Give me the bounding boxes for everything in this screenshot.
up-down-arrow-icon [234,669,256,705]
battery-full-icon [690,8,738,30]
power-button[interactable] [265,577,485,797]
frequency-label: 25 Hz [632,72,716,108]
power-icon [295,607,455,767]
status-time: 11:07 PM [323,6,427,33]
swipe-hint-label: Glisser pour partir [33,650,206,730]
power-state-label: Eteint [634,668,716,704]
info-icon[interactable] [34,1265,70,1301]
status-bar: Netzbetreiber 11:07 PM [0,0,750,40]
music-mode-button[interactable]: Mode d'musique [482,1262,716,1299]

────────────────────

Copy out every line of the material above word for word.

Give me the bounding boxes for everything in this screenshot.
up-down-arrow-icon [234,669,256,705]
battery-full-icon [690,8,738,30]
power-button[interactable] [265,577,485,797]
frequency-label: 25 Hz [632,72,716,108]
power-icon [295,607,455,767]
status-time: 11:07 PM [323,6,427,33]
swipe-hint-label: Glisser pour partir [33,650,206,730]
power-state-label: Eteint [634,668,716,704]
info-icon[interactable] [34,1265,70,1301]
status-bar: Netzbetreiber 11:07 PM [0,0,750,40]
music-mode-button[interactable]: Mode d'musique [482,1262,716,1299]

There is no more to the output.